#### Task description:
Reproduce each record exactly.

- - -

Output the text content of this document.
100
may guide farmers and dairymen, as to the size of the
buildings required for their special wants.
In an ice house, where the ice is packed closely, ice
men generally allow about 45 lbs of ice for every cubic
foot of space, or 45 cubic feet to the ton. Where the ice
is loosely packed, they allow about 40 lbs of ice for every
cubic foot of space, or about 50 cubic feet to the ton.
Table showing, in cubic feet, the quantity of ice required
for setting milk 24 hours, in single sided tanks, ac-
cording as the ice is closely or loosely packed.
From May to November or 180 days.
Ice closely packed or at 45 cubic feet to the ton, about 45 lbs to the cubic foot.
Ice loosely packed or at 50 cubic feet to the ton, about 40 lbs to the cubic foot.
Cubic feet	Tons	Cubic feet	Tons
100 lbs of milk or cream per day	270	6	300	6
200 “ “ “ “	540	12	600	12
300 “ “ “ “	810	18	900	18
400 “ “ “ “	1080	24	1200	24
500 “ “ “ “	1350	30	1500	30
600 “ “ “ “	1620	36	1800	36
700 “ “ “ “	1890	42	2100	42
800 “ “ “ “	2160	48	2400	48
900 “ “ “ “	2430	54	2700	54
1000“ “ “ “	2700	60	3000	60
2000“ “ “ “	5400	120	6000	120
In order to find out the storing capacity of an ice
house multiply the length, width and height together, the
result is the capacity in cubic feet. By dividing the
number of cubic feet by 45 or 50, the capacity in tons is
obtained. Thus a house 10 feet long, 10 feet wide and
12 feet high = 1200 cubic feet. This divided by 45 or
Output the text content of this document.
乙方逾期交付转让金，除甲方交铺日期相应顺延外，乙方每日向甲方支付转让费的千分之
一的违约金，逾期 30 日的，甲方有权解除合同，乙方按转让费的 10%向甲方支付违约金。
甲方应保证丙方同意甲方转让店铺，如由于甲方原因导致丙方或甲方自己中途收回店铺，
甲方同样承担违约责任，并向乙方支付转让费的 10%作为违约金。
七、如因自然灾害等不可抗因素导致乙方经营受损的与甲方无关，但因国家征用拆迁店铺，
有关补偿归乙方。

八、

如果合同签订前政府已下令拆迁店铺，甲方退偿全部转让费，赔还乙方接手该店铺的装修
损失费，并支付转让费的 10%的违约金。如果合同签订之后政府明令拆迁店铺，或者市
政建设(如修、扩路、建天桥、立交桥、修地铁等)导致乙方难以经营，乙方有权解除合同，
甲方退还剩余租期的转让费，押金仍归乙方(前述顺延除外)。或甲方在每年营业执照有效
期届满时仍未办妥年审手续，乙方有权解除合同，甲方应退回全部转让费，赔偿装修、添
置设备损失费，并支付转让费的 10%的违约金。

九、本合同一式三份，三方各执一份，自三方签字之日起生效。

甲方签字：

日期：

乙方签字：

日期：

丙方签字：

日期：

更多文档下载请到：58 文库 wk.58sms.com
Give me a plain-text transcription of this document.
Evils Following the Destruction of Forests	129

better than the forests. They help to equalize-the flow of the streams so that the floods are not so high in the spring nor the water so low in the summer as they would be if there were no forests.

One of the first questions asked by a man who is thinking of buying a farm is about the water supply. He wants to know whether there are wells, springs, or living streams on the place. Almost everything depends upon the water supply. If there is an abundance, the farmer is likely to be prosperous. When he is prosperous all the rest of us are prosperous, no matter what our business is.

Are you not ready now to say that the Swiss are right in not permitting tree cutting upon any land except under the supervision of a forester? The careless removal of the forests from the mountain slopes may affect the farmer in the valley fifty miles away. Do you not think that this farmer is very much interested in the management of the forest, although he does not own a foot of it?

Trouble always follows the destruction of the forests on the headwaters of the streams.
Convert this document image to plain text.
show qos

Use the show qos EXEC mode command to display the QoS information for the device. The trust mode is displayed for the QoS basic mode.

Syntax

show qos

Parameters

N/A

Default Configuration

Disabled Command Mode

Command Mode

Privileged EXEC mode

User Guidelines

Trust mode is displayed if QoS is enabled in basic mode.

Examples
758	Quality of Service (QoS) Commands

- - -

#### Full response:
Output the text content of this document.
100
may guide farmers and dairymen, as to the size of the
buildings required for their special wants.
In an ice house, where the ice is packed closely, ice
men generally allow about 45 lbs of ice for every cubic
foot of space, or 45 cubic feet to the ton. Where the ice
is loosely packed, they allow about 40 lbs of ice for every
cubic foot of space, or about 50 cubic feet to the ton.
Table showing, in cubic feet, the quantity of ice required
for setting milk 24 hours, in single sided tanks, ac-
cording as the ice is closely or loosely packed.
From May to November or 180 days.
Ice closely packed or at 45 cubic feet to the ton, about 45 lbs to the cubic foot.
Ice loosely packed or at 50 cubic feet to the ton, about 40 lbs to the cubic foot.
Cubic feet	Tons	Cubic feet	Tons
100 lbs of milk or cream per day	270	6	300	6
200 “ “ “ “	540	12	600	12
300 “ “ “ “	810	18	900	18
400 “ “ “ “	1080	24	1200	24
500 “ “ “ “	1350	30	1500	30
600 “ “ “ “	1620	36	1800	36
700 “ “ “ “	1890	42	2100	42
800 “ “ “ “	2160	48	2400	48
900 “ “ “ “	2430	54	2700	54
1000“ “ “ “	2700	60	3000	60
2000“ “ “ “	5400	120	6000	120
In order to find out the storing capacity of an ice
house multiply the length, width and height together, the
result is the capacity in cubic feet. By dividing the
number of cubic feet by 45 or 50, the capacity in tons is
obtained. Thus a house 10 feet long, 10 feet wide and
12 feet high = 1200 cubic feet. This divided by 45 or
Output the text content of this document.
乙方逾期交付转让金，除甲方交铺日期相应顺延外，乙方每日向甲方支付转让费的千分之
一的违约金，逾期 30 日的，甲方有权解除合同，乙方按转让费的 10%向甲方支付违约金。
甲方应保证丙方同意甲方转让店铺，如由于甲方原因导致丙方或甲方自己中途收回店铺，
甲方同样承担违约责任，并向乙方支付转让费的 10%作为违约金。
七、如因自然灾害等不可抗因素导致乙方经营受损的与甲方无关，但因国家征用拆迁店铺，
有关补偿归乙方。

八、

如果合同签订前政府已下令拆迁店铺，甲方退偿全部转让费，赔还乙方接手该店铺的装修
损失费，并支付转让费的 10%的违约金。如果合同签订之后政府明令拆迁店铺，或者市
政建设(如修、扩路、建天桥、立交桥、修地铁等)导致乙方难以经营，乙方有权解除合同，
甲方退还剩余租期的转让费，押金仍归乙方(前述顺延除外)。或甲方在每年营业执照有效
期届满时仍未办妥年审手续，乙方有权解除合同，甲方应退回全部转让费，赔偿装修、添
置设备损失费，并支付转让费的 10%的违约金。

九、本合同一式三份，三方各执一份，自三方签字之日起生效。

甲方签字：

日期：

乙方签字：

日期：

丙方签字：

日期：

更多文档下载请到：58 文库 wk.58sms.com
Give me a plain-text transcription of this document.
Evils Following the Destruction of Forests	129

better than the forests. They help to equalize-the flow of the streams so that the floods are not so high in the spring nor the water so low in the summer as they would be if there were no forests.

One of the first questions asked by a man who is thinking of buying a farm is about the water supply. He wants to know whether there are wells, springs, or living streams on the place. Almost everything depends upon the water supply. If there is an abundance, the farmer is likely to be prosperous. When he is prosperous all the rest of us are prosperous, no matter what our business is.

Are you not ready now to say that the Swiss are right in not permitting tree cutting upon any land except under the supervision of a forester? The careless removal of the forests from the mountain slopes may affect the farmer in the valley fifty miles away. Do you not think that this farmer is very much interested in the management of the forest, although he does not own a foot of it?

Trouble always follows the destruction of the forests on the headwaters of the streams.
Convert this document image to plain text.
show qos

Use the show qos EXEC mode command to display the QoS information for the device. The trust mode is displayed for the QoS basic mode.

Syntax

show qos

Parameters

N/A

Default Configuration

Disabled Command Mode

Command Mode

Privileged EXEC mode

User Guidelines

Trust mode is displayed if QoS is enabled in basic mode.

Examples
758	Quality of Service (QoS) Commands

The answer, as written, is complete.